● Task goal
Tally the lines below that contain "name". The number is the whole answer.

Figure record extracts
----

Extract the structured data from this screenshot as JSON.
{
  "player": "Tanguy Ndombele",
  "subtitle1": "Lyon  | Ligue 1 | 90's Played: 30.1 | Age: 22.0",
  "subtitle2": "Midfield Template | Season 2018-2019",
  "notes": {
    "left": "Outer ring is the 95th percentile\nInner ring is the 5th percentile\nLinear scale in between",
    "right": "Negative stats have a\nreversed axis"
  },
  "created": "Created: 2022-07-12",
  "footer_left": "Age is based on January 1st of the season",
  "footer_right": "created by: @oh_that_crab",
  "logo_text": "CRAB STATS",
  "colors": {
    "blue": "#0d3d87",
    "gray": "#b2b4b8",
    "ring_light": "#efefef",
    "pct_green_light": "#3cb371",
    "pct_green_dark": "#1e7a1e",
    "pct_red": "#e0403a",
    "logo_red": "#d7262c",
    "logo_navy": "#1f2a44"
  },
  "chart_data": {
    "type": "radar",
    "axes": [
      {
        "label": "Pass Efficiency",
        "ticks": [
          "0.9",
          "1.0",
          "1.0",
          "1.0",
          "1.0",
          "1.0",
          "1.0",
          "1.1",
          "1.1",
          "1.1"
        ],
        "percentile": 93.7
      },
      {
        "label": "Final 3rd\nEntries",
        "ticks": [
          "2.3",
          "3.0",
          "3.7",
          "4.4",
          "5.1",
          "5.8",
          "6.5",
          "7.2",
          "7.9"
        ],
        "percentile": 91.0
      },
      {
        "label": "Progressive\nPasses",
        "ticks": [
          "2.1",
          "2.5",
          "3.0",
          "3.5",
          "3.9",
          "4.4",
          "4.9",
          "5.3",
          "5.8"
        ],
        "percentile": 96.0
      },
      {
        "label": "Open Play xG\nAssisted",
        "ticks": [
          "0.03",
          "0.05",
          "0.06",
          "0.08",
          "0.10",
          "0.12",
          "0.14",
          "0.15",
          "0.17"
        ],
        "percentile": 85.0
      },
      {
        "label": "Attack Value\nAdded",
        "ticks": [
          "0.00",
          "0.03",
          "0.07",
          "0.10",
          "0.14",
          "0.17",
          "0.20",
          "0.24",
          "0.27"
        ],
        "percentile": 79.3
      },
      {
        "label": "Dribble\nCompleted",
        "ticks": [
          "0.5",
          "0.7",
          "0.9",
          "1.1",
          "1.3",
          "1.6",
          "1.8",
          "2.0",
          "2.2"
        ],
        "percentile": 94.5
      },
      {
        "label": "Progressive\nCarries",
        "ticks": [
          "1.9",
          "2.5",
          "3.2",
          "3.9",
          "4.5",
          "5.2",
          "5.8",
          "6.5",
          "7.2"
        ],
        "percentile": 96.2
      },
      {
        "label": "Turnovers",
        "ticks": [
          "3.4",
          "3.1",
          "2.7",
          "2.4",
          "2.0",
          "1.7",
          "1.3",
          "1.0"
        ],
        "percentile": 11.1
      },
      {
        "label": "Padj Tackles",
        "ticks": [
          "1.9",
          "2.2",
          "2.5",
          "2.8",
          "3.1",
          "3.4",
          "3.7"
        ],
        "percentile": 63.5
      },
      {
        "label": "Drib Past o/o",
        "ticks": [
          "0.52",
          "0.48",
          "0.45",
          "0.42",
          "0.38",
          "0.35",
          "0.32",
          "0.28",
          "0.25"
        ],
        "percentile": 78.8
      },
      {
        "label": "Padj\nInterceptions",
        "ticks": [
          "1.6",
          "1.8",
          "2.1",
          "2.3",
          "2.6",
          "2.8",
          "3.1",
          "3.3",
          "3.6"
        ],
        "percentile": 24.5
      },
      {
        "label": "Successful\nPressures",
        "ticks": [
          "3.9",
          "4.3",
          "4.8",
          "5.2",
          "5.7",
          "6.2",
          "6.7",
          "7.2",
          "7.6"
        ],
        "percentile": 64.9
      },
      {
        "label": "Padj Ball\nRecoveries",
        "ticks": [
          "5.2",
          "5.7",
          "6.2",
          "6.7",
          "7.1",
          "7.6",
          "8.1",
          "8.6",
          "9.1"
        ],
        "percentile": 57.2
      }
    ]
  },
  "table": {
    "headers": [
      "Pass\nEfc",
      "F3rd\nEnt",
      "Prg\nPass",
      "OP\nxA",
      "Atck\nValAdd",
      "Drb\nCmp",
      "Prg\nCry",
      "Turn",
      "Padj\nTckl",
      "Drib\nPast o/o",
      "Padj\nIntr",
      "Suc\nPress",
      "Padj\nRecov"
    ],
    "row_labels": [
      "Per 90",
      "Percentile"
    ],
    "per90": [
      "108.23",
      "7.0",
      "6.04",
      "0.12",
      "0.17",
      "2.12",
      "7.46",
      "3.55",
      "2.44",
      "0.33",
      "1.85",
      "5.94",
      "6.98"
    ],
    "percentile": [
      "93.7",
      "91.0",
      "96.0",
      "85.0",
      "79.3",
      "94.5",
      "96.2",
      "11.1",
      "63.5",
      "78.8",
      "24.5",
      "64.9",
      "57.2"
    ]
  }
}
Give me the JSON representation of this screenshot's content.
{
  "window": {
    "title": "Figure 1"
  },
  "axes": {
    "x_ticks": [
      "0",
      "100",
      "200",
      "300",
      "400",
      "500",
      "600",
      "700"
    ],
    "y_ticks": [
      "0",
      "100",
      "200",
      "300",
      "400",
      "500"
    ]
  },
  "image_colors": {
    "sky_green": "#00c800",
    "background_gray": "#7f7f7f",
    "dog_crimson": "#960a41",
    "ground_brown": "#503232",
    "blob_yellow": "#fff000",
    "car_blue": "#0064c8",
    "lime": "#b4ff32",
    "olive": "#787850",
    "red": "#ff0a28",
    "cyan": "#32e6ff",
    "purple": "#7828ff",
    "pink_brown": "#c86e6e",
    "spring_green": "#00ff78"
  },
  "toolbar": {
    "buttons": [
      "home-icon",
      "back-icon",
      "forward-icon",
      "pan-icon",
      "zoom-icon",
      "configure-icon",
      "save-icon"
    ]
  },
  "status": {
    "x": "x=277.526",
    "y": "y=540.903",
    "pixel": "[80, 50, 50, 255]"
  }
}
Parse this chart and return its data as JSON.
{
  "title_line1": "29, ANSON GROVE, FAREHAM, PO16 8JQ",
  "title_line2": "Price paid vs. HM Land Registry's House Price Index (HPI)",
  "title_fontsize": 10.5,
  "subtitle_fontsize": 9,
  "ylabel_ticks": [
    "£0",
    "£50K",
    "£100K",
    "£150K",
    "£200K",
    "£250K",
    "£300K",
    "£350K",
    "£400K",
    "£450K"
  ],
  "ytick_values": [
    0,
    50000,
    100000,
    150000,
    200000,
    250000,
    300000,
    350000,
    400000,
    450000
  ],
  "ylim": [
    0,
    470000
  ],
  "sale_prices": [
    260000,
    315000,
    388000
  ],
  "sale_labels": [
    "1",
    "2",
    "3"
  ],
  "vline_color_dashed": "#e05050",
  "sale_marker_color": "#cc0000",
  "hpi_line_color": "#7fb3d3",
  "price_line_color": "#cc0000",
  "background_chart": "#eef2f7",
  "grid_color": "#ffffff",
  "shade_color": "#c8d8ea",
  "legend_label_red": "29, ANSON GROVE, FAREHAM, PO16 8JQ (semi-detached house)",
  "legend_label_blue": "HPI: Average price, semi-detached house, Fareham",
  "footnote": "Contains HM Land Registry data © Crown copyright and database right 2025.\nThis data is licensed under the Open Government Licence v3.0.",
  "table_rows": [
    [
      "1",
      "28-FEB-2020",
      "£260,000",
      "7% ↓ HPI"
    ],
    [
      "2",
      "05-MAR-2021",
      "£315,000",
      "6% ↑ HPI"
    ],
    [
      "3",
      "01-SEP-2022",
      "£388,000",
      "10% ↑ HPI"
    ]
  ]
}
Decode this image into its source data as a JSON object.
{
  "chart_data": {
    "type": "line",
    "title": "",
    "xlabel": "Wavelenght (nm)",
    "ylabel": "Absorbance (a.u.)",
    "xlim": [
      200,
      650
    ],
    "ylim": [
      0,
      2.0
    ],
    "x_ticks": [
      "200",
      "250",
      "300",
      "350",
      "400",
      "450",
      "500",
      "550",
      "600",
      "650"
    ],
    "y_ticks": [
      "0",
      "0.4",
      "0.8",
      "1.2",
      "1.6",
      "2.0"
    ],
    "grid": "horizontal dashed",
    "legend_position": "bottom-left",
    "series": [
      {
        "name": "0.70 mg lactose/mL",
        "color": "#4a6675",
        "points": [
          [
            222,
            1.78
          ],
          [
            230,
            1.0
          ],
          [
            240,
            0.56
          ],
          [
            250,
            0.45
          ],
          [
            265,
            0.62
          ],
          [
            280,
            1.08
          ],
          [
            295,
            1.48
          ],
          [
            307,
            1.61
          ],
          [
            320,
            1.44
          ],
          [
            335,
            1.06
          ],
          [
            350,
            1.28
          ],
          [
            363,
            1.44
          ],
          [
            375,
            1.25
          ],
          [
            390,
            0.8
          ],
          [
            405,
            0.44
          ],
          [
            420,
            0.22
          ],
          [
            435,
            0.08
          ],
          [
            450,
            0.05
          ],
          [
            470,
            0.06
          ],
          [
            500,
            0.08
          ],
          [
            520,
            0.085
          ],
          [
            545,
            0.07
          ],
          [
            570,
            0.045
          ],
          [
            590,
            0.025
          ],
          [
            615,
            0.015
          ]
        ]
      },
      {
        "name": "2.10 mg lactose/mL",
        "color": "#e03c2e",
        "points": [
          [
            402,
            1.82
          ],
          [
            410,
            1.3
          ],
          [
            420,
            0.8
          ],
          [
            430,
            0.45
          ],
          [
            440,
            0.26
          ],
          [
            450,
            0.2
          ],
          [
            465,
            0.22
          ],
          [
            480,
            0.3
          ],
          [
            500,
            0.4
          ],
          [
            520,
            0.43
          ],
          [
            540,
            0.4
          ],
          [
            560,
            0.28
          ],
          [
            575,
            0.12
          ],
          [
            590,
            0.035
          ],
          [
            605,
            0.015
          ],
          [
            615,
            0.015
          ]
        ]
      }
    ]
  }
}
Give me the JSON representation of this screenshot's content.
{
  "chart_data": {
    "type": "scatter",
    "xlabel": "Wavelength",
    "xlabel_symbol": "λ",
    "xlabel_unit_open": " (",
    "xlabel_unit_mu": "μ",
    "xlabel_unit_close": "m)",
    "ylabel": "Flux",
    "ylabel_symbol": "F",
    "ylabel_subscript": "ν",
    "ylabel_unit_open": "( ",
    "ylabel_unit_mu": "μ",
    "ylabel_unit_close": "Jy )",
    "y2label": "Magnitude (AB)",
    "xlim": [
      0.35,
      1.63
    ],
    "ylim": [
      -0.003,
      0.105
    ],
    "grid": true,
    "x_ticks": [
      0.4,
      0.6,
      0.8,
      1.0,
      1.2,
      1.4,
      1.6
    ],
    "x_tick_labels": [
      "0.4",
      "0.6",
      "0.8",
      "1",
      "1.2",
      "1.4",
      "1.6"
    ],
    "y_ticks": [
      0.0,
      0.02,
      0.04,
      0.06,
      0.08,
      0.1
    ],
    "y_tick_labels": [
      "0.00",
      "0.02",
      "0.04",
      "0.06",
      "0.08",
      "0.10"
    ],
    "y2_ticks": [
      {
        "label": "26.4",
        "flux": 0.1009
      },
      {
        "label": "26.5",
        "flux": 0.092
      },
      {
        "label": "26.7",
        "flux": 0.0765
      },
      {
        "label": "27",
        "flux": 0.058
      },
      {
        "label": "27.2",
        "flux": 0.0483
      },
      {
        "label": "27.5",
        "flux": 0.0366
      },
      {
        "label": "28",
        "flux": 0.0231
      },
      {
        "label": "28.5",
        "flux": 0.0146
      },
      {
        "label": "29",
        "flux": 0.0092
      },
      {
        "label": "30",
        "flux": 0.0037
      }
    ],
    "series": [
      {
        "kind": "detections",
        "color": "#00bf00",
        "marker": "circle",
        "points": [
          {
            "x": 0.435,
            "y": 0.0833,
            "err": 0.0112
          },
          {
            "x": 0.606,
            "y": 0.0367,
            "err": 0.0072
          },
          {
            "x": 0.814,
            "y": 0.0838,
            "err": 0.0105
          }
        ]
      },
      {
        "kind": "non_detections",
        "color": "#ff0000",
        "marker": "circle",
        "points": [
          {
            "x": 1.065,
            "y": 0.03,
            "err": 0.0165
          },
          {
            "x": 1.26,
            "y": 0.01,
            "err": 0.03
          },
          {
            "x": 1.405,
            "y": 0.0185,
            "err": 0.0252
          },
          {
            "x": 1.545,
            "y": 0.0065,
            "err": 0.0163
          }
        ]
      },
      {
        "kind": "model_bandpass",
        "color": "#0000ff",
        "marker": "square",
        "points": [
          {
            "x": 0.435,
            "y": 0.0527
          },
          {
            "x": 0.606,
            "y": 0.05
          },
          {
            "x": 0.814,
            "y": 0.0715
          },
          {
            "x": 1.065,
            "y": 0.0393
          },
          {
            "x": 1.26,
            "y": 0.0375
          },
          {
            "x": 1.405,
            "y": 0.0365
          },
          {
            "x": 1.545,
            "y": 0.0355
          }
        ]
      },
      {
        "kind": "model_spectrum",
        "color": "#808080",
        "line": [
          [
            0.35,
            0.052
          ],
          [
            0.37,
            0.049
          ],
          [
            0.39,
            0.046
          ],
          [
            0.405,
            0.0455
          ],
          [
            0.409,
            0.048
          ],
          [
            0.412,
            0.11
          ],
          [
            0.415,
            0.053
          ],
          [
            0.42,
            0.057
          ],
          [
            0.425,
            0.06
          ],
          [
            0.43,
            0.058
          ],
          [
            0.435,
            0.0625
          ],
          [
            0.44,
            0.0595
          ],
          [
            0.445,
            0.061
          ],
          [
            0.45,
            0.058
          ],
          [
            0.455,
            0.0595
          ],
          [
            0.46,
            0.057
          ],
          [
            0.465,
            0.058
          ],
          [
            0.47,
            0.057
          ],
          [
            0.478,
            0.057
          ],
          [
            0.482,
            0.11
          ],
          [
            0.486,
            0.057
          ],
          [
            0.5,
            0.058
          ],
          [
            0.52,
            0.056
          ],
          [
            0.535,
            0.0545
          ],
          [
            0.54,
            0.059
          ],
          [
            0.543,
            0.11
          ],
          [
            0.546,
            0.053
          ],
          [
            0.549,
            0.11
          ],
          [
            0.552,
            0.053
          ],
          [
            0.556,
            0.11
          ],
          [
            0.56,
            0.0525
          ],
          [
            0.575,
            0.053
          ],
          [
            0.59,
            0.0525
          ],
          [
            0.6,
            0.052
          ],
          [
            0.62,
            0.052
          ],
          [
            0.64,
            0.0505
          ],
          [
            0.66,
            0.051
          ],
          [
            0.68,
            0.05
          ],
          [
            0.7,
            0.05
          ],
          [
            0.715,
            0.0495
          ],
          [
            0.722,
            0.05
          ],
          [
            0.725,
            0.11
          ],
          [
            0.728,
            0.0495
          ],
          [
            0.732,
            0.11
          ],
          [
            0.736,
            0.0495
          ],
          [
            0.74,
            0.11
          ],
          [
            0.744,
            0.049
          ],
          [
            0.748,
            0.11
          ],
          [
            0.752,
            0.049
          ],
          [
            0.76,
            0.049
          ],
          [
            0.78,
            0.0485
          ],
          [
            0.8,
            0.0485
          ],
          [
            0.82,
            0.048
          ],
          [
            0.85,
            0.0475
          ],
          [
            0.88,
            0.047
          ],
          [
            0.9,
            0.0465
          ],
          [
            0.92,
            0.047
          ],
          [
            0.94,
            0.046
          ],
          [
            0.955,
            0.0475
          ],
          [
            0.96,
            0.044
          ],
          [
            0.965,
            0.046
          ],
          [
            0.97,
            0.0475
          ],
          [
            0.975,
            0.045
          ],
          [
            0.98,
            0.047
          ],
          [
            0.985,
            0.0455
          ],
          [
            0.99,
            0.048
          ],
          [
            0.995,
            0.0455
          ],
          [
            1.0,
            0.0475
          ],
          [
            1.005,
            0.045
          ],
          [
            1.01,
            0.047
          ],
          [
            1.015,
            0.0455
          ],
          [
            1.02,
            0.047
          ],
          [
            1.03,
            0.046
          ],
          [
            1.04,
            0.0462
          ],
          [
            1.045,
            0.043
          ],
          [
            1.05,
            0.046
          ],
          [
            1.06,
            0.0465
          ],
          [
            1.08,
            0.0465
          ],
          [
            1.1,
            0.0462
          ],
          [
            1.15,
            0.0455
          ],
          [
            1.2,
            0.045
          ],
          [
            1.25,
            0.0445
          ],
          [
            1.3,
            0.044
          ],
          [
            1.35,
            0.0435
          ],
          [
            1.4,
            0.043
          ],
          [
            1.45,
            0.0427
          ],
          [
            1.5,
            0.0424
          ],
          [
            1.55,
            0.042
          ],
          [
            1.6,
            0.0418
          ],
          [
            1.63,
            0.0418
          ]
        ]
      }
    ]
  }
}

----

● Written reply
2